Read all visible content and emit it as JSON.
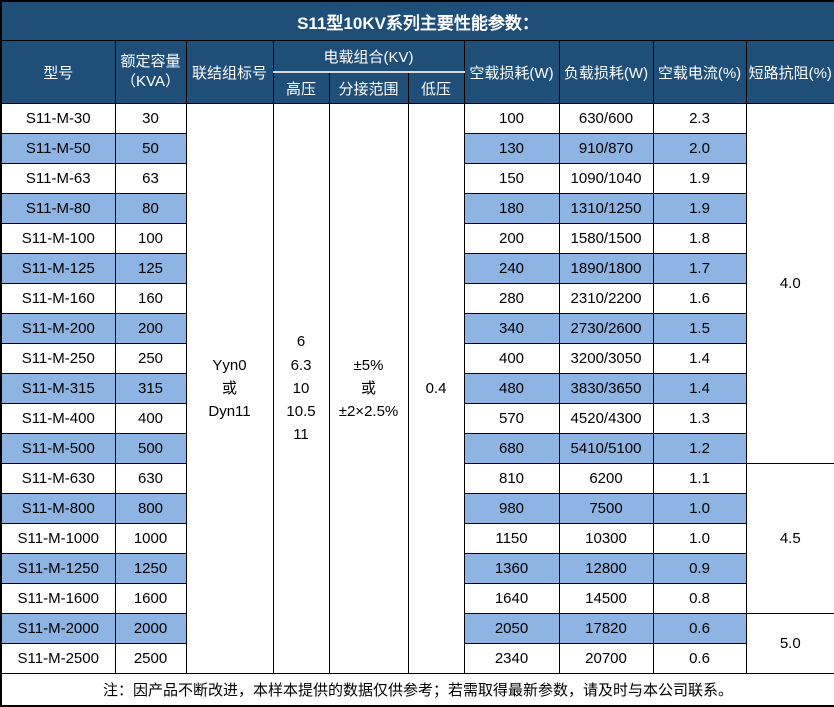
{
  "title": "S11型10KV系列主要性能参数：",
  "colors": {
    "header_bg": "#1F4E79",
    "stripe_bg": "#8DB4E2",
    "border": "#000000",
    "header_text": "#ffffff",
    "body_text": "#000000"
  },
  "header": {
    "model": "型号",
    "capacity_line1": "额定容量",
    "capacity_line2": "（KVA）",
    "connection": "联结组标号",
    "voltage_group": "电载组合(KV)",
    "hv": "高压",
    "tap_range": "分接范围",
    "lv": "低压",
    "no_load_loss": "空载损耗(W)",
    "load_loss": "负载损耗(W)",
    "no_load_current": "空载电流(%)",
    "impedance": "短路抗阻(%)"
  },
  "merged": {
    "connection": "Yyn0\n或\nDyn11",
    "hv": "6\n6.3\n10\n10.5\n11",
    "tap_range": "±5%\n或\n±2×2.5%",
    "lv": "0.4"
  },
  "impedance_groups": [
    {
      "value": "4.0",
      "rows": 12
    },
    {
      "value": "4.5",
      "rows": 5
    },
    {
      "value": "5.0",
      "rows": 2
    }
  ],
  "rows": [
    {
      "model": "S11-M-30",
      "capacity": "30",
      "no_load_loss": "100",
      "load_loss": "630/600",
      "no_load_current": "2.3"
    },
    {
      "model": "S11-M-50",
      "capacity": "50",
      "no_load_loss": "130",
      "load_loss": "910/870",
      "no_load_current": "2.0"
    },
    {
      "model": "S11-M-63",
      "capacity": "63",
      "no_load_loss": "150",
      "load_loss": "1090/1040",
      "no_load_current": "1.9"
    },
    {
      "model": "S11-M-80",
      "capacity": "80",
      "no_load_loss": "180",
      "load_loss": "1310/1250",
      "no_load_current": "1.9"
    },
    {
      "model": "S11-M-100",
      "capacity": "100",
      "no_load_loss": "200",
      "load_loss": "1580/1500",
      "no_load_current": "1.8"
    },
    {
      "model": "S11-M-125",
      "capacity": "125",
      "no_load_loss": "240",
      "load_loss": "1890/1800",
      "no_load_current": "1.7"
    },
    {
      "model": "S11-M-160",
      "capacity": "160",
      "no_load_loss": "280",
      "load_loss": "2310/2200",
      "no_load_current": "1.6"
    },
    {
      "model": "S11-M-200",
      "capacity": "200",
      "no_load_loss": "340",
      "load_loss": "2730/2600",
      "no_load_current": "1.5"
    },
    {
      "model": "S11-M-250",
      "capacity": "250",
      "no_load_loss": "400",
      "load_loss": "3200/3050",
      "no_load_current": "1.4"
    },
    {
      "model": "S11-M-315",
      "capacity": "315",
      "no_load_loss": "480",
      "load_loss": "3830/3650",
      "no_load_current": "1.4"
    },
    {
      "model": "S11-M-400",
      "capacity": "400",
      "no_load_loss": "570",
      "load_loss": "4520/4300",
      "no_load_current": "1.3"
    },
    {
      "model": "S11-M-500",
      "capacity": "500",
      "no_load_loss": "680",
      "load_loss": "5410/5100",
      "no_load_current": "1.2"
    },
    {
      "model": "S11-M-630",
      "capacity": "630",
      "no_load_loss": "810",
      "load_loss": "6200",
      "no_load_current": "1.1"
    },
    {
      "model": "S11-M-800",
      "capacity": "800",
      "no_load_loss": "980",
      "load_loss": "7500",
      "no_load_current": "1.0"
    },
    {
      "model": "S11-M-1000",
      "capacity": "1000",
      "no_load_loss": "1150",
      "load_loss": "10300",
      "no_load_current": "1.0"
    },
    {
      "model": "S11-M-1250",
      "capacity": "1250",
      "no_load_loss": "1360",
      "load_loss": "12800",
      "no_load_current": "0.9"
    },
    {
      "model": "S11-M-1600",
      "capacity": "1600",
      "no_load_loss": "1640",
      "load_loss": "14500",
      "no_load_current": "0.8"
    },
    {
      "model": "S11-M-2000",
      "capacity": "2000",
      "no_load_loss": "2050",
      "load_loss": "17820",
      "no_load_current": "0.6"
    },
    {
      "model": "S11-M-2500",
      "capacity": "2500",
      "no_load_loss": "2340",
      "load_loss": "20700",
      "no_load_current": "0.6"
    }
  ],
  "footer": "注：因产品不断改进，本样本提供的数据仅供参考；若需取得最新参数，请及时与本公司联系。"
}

----------

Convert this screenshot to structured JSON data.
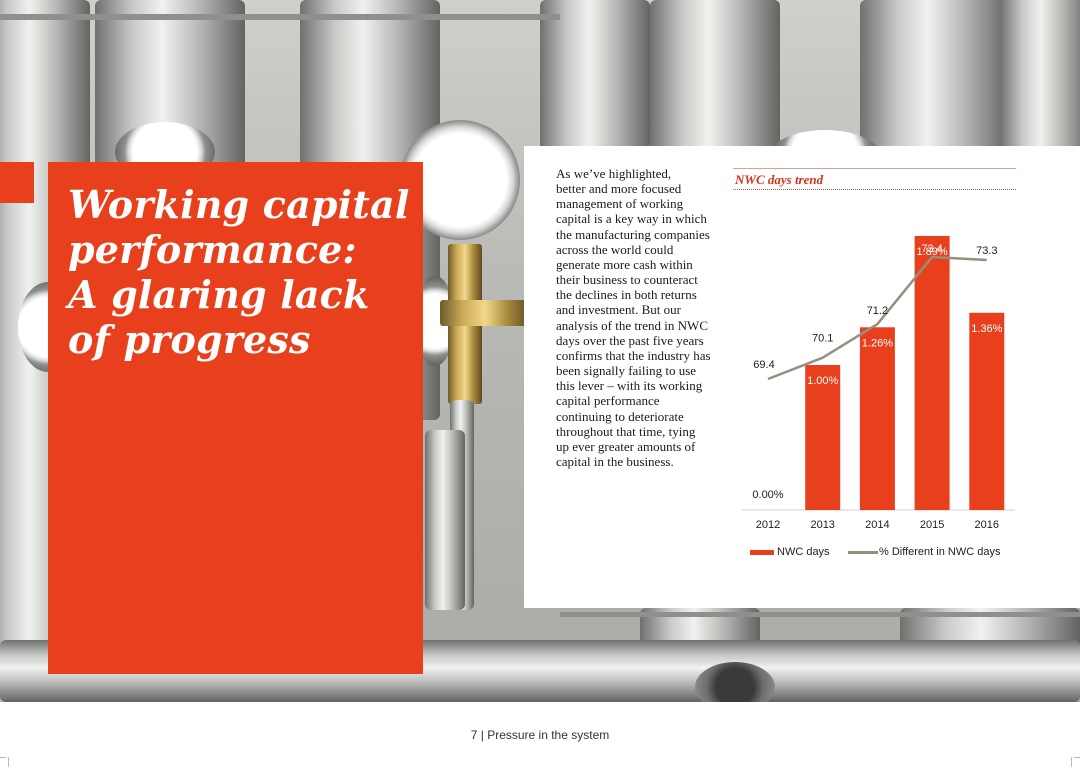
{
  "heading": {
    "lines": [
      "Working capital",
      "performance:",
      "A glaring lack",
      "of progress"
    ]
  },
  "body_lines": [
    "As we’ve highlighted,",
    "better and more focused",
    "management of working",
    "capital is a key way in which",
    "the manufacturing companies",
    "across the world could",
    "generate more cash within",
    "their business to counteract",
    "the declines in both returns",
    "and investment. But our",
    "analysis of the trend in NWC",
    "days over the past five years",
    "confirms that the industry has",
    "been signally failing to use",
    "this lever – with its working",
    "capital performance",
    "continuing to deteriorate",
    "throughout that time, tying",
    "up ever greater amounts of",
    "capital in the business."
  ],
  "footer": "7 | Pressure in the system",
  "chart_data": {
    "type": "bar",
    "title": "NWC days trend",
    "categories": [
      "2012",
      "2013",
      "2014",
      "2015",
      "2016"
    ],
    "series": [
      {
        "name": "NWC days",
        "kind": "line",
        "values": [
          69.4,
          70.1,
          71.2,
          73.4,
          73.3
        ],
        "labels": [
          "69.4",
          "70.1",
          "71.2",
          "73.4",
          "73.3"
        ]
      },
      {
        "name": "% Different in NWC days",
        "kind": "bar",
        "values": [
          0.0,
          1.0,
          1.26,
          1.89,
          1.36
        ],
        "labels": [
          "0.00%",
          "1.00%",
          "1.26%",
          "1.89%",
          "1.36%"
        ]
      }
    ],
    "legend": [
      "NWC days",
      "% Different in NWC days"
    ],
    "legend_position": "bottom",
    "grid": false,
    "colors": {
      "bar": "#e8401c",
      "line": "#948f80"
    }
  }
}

----------

Task to complete:
Set out every line from the material that contains the string "trend".

Reply to the exercise:
    "analysis of the trend in NWC",
    "title": "NWC days trend",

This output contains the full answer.